* Start Records to process *
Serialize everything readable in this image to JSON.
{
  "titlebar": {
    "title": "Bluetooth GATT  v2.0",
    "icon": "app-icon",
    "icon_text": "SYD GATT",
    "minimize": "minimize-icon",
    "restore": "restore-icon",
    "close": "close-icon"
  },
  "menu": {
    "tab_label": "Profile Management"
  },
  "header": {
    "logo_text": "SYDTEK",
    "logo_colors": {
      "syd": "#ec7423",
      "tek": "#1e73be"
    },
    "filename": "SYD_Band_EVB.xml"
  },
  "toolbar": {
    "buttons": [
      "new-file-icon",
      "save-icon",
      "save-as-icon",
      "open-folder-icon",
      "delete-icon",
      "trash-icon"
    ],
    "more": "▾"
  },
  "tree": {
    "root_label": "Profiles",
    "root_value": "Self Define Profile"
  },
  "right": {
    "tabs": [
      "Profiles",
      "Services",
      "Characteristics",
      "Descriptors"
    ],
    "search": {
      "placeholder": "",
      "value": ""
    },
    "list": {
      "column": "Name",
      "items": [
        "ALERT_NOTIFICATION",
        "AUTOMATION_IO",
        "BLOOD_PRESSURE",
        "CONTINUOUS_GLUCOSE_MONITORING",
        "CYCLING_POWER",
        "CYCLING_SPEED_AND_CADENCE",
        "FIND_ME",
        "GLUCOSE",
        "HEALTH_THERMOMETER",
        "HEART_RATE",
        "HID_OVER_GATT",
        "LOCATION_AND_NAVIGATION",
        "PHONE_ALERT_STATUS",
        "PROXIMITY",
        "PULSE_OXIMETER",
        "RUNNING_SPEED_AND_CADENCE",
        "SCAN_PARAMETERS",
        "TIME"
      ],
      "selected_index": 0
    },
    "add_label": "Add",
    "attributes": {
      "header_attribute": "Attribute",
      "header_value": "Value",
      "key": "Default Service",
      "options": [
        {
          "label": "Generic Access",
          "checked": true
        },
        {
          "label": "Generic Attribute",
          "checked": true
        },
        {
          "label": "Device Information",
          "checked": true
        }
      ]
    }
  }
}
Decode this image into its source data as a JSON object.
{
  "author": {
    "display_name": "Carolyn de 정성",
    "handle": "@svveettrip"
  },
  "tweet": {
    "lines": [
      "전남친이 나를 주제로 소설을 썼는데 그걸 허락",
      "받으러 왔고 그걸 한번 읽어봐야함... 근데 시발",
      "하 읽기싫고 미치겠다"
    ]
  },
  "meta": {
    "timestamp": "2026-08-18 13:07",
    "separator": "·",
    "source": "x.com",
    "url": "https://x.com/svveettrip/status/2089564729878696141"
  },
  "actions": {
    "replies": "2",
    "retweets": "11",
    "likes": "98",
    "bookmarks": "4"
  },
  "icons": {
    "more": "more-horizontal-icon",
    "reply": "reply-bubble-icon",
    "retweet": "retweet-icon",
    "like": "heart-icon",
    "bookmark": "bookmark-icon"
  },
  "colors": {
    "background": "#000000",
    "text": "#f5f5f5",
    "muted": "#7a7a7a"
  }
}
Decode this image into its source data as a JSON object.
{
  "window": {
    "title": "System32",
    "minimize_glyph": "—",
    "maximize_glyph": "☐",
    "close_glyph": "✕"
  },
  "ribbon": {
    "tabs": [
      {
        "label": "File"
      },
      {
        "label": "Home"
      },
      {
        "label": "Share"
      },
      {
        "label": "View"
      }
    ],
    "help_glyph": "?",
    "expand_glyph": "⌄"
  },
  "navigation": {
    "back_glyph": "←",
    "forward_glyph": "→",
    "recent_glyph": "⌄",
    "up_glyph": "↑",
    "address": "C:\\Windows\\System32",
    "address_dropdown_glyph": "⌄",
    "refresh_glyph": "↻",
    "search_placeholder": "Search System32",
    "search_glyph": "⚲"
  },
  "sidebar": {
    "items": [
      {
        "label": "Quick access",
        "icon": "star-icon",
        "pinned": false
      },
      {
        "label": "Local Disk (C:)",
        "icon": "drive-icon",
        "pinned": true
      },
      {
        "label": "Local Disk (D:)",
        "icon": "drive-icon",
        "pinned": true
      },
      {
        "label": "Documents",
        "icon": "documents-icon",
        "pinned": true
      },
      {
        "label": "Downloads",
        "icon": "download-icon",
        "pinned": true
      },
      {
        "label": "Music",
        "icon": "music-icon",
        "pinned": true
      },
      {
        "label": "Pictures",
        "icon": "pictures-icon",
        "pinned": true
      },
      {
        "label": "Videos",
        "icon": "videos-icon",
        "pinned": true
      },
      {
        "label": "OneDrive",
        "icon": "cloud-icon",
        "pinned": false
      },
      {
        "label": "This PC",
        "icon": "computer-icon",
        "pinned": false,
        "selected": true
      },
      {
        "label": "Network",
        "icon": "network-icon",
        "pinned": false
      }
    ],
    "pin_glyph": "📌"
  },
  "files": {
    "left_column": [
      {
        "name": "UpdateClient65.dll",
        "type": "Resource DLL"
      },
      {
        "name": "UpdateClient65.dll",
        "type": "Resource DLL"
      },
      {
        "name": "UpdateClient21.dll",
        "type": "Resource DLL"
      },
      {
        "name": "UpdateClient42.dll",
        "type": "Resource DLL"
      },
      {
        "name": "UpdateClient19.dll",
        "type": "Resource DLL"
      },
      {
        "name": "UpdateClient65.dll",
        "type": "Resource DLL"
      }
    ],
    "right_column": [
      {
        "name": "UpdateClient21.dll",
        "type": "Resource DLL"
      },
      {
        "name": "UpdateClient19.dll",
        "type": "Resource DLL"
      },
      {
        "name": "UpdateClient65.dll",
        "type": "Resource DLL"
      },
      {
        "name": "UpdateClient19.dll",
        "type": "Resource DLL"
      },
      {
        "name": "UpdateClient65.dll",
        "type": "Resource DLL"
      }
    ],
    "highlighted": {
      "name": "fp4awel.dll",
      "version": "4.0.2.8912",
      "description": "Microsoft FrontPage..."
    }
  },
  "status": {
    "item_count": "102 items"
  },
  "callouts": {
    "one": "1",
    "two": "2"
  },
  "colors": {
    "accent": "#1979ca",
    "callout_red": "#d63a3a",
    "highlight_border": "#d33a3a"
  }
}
* End Records to process *
§ Task objective: Lines that hold the word "svveettrip" are the ones to return, every one of them.

§ Written solution:
    "handle": "@svveettrip"
    "url": "https://x.com/svveettrip/status/2089564729878696141"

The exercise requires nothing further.